** Start INFORMATION GIVEN **

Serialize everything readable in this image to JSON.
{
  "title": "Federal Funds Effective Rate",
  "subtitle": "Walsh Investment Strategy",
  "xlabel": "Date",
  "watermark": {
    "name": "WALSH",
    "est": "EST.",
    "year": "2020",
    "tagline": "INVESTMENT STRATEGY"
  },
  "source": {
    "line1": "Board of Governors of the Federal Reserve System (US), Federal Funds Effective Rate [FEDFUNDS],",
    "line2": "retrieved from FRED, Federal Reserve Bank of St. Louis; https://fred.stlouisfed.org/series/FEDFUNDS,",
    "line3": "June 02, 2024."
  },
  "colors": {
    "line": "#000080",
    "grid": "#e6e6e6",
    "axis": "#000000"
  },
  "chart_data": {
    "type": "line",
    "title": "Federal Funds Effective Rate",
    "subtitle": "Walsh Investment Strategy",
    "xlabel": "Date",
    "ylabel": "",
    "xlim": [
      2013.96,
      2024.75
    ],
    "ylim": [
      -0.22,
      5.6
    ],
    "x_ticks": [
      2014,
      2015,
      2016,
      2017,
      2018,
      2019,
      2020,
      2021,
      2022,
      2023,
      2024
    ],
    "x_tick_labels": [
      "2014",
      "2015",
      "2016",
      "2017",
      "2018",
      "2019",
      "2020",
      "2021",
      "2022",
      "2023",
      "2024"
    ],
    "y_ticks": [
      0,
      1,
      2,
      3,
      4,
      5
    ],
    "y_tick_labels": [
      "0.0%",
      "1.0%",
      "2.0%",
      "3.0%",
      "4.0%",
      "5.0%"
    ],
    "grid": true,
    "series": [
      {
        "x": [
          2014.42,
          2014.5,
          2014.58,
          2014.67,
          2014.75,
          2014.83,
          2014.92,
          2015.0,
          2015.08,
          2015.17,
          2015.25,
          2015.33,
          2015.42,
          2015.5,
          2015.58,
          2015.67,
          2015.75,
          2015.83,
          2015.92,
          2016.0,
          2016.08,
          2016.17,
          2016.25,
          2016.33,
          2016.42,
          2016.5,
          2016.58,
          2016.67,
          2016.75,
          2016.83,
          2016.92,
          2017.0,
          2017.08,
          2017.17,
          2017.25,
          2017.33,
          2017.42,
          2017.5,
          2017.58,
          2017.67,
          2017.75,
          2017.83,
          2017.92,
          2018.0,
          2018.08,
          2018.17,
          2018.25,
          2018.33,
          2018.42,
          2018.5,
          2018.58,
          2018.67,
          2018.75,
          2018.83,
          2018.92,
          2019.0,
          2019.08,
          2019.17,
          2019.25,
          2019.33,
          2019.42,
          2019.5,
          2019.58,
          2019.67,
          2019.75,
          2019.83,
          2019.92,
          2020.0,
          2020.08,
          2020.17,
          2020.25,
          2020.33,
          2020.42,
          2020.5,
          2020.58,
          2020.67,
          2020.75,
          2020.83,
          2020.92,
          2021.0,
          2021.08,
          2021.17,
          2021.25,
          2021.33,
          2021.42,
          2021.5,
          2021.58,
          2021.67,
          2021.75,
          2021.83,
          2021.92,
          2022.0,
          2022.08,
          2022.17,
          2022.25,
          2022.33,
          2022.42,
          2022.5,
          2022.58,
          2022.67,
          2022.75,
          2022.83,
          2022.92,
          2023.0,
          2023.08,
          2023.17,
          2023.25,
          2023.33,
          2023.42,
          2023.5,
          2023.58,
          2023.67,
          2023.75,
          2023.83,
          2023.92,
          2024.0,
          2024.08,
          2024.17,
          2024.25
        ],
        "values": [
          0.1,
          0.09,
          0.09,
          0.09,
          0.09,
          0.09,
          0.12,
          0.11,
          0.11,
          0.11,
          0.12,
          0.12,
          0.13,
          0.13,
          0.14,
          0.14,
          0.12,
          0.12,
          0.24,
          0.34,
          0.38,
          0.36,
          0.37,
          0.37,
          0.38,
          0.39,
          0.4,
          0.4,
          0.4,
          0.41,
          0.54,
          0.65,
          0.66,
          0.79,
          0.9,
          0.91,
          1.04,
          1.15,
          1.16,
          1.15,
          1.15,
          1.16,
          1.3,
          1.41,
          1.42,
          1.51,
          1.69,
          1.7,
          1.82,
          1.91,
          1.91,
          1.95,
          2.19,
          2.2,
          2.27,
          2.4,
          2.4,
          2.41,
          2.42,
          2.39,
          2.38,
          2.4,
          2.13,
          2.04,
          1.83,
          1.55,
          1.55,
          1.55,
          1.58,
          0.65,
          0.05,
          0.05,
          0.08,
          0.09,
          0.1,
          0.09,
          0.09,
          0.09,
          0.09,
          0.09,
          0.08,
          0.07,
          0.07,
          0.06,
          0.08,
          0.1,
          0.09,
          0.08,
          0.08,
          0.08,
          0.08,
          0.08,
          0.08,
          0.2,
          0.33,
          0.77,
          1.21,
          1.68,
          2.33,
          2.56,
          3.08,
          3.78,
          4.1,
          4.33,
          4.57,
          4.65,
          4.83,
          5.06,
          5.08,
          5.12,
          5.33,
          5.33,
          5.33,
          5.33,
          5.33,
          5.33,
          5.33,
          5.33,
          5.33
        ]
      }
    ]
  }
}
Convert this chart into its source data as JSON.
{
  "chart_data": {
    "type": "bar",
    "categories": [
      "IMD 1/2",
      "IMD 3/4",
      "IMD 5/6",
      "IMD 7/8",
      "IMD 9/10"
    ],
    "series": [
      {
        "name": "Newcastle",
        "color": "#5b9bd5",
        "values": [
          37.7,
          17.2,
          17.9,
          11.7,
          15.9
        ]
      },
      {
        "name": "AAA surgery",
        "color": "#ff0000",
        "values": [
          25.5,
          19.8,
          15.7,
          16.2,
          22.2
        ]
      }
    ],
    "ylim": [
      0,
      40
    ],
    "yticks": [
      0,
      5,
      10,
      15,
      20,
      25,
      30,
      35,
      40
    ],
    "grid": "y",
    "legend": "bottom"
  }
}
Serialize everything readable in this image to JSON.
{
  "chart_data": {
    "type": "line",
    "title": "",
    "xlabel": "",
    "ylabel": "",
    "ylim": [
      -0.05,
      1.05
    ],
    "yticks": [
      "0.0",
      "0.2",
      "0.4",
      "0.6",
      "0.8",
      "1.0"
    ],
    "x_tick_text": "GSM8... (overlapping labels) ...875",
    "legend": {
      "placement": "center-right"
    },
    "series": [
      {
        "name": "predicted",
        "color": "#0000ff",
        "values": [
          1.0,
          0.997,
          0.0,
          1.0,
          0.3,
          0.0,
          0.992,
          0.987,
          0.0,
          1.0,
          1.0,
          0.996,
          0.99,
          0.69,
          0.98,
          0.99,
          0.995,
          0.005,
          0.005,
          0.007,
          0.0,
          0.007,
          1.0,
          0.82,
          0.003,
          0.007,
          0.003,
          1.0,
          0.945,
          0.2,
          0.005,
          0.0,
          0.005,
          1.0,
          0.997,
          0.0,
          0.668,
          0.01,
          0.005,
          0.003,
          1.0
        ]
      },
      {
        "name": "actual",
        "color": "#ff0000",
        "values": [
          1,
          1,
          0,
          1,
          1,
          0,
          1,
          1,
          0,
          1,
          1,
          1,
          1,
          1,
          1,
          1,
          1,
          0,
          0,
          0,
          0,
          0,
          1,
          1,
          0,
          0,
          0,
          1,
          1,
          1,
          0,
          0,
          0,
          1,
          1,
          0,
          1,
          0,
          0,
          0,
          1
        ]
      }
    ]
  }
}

** End INFORMATION GIVEN **

> _WHAT IS EXPECTED_: Set down the listing above in full, please, exactly as it appears.

> _TASK RESPONSE_:
Serialize everything readable in this image to JSON.
{
  "title": "Federal Funds Effective Rate",
  "subtitle": "Walsh Investment Strategy",
  "xlabel": "Date",
  "watermark": {
    "name": "WALSH",
    "est": "EST.",
    "year": "2020",
    "tagline": "INVESTMENT STRATEGY"
  },
  "source": {
    "line1": "Board of Governors of the Federal Reserve System (US), Federal Funds Effective Rate [FEDFUNDS],",
    "line2": "retrieved from FRED, Federal Reserve Bank of St. Louis; https://fred.stlouisfed.org/series/FEDFUNDS,",
    "line3": "June 02, 2024."
  },
  "colors": {
    "line": "#000080",
    "grid": "#e6e6e6",
    "axis": "#000000"
  },
  "chart_data": {
    "type": "line",
    "title": "Federal Funds Effective Rate",
    "subtitle": "Walsh Investment Strategy",
    "xlabel": "Date",
    "ylabel": "",
    "xlim": [
      2013.96,
      2024.75
    ],
    "ylim": [
      -0.22,
      5.6
    ],
    "x_ticks": [
      2014,
      2015,
      2016,
      2017,
      2018,
      2019,
      2020,
      2021,
      2022,
      2023,
      2024
    ],
    "x_tick_labels": [
      "2014",
      "2015",
      "2016",
      "2017",
      "2018",
      "2019",
      "2020",
      "2021",
      "2022",
      "2023",
      "2024"
    ],
    "y_ticks": [
      0,
      1,
      2,
      3,
      4,
      5
    ],
    "y_tick_labels": [
      "0.0%",
      "1.0%",
      "2.0%",
      "3.0%",
      "4.0%",
      "5.0%"
    ],
    "grid": true,
    "series": [
      {
        "x": [
          2014.42,
          2014.5,
          2014.58,
          2014.67,
          2014.75,
          2014.83,
          2014.92,
          2015.0,
          2015.08,
          2015.17,
          2015.25,
          2015.33,
          2015.42,
          2015.5,
          2015.58,
          2015.67,
          2015.75,
          2015.83,
          2015.92,
          2016.0,
          2016.08,
          2016.17,
          2016.25,
          2016.33,
          2016.42,
          2016.5,
          2016.58,
          2016.67,
          2016.75,
          2016.83,
          2016.92,
          2017.0,
          2017.08,
          2017.17,
          2017.25,
          2017.33,
          2017.42,
          2017.5,
          2017.58,
          2017.67,
          2017.75,
          2017.83,
          2017.92,
          2018.0,
          2018.08,
          2018.17,
          2018.25,
          2018.33,
          2018.42,
          2018.5,
          2018.58,
          2018.67,
          2018.75,
          2018.83,
          2018.92,
          2019.0,
          2019.08,
          2019.17,
          2019.25,
          2019.33,
          2019.42,
          2019.5,
          2019.58,
          2019.67,
          2019.75,
          2019.83,
          2019.92,
          2020.0,
          2020.08,
          2020.17,
          2020.25,
          2020.33,
          2020.42,
          2020.5,
          2020.58,
          2020.67,
          2020.75,
          2020.83,
          2020.92,
          2021.0,
          2021.08,
          2021.17,
          2021.25,
          2021.33,
          2021.42,
          2021.5,
          2021.58,
          2021.67,
          2021.75,
          2021.83,
          2021.92,
          2022.0,
          2022.08,
          2022.17,
          2022.25,
          2022.33,
          2022.42,
          2022.5,
          2022.58,
          2022.67,
          2022.75,
          2022.83,
          2022.92,
          2023.0,
          2023.08,
          2023.17,
          2023.25,
          2023.33,
          2023.42,
          2023.5,
          2023.58,
          2023.67,
          2023.75,
          2023.83,
          2023.92,
          2024.0,
          2024.08,
          2024.17,
          2024.25
        ],
        "values": [
          0.1,
          0.09,
          0.09,
          0.09,
          0.09,
          0.09,
          0.12,
          0.11,
          0.11,
          0.11,
          0.12,
          0.12,
          0.13,
          0.13,
          0.14,
          0.14,
          0.12,
          0.12,
          0.24,
          0.34,
          0.38,
          0.36,
          0.37,
          0.37,
          0.38,
          0.39,
          0.4,
          0.4,
          0.4,
          0.41,
          0.54,
          0.65,
          0.66,
          0.79,
          0.9,
          0.91,
          1.04,
          1.15,
          1.16,
          1.15,
          1.15,
          1.16,
          1.3,
          1.41,
          1.42,
          1.51,
          1.69,
          1.7,
          1.82,
          1.91,
          1.91,
          1.95,
          2.19,
          2.2,
          2.27,
          2.4,
          2.4,
          2.41,
          2.42,
          2.39,
          2.38,
          2.4,
          2.13,
          2.04,
          1.83,
          1.55,
          1.55,
          1.55,
          1.58,
          0.65,
          0.05,
          0.05,
          0.08,
          0.09,
          0.1,
          0.09,
          0.09,
          0.09,
          0.09,
          0.09,
          0.08,
          0.07,
          0.07,
          0.06,
          0.08,
          0.1,
          0.09,
          0.08,
          0.08,
          0.08,
          0.08,
          0.08,
          0.08,
          0.2,
          0.33,
          0.77,
          1.21,
          1.68,
          2.33,
          2.56,
          3.08,
          3.78,
          4.1,
          4.33,
          4.57,
          4.65,
          4.83,
          5.06,
          5.08,
          5.12,
          5.33,
          5.33,
          5.33,
          5.33,
          5.33,
          5.33,
          5.33,
          5.33,
          5.33
        ]
      }
    ]
  }
}
Convert this chart into its source data as JSON.
{
  "chart_data": {
    "type": "bar",
    "categories": [
      "IMD 1/2",
      "IMD 3/4",
      "IMD 5/6",
      "IMD 7/8",
      "IMD 9/10"
    ],
    "series": [
      {
        "name": "Newcastle",
        "color": "#5b9bd5",
        "values": [
          37.7,
          17.2,
          17.9,
          11.7,
          15.9
        ]
      },
      {
        "name": "AAA surgery",
        "color": "#ff0000",
        "values": [
          25.5,
          19.8,
          15.7,
          16.2,
          22.2
        ]
      }
    ],
    "ylim": [
      0,
      40
    ],
    "yticks": [
      0,
      5,
      10,
      15,
      20,
      25,
      30,
      35,
      40
    ],
    "grid": "y",
    "legend": "bottom"
  }
}
Serialize everything readable in this image to JSON.
{
  "chart_data": {
    "type": "line",
    "title": "",
    "xlabel": "",
    "ylabel": "",
    "ylim": [
      -0.05,
      1.05
    ],
    "yticks": [
      "0.0",
      "0.2",
      "0.4",
      "0.6",
      "0.8",
      "1.0"
    ],
    "x_tick_text": "GSM8... (overlapping labels) ...875",
    "legend": {
      "placement": "center-right"
    },
    "series": [
      {
        "name": "predicted",
        "color": "#0000ff",
        "values": [
          1.0,
          0.997,
          0.0,
          1.0,
          0.3,
          0.0,
          0.992,
          0.987,
          0.0,
          1.0,
          1.0,
          0.996,
          0.99,
          0.69,
          0.98,
          0.99,
          0.995,
          0.005,
          0.005,
          0.007,
          0.0,
          0.007,
          1.0,
          0.82,
          0.003,
          0.007,
          0.003,
          1.0,
          0.945,
          0.2,
          0.005,
          0.0,
          0.005,
          1.0,
          0.997,
          0.0,
          0.668,
          0.01,
          0.005,
          0.003,
          1.0
        ]
      },
      {
        "name": "actual",
        "color": "#ff0000",
        "values": [
          1,
          1,
          0,
          1,
          1,
          0,
          1,
          1,
          0,
          1,
          1,
          1,
          1,
          1,
          1,
          1,
          1,
          0,
          0,
          0,
          0,
          0,
          1,
          1,
          0,
          0,
          0,
          1,
          1,
          1,
          0,
          0,
          0,
          1,
          1,
          0,
          1,
          0,
          0,
          0,
          1
        ]
      }
    ]
  }
}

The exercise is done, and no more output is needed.